Exercise requirements:
Check each line of the material. Copy those containing "Correction".

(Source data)
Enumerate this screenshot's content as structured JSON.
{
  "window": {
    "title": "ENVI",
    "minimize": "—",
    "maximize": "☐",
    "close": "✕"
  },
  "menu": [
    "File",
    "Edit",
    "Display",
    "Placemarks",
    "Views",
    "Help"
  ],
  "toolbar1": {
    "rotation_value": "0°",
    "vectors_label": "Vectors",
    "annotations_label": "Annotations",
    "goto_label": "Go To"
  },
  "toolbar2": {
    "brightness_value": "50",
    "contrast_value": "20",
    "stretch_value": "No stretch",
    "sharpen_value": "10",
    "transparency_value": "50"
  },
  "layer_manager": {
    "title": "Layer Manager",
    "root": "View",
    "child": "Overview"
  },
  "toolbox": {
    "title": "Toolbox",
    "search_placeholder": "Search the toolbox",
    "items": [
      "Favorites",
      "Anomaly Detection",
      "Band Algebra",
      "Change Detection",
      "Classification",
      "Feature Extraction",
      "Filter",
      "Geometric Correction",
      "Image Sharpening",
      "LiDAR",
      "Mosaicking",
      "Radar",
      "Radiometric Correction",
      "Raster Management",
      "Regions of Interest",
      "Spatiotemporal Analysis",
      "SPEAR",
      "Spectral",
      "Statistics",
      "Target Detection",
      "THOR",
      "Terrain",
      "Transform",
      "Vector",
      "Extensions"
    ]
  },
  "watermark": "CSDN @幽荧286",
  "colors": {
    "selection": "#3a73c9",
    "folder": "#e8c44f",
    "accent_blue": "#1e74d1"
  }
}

Result for this exercise:
      "Geometric Correction",
      "Radiometric Correction",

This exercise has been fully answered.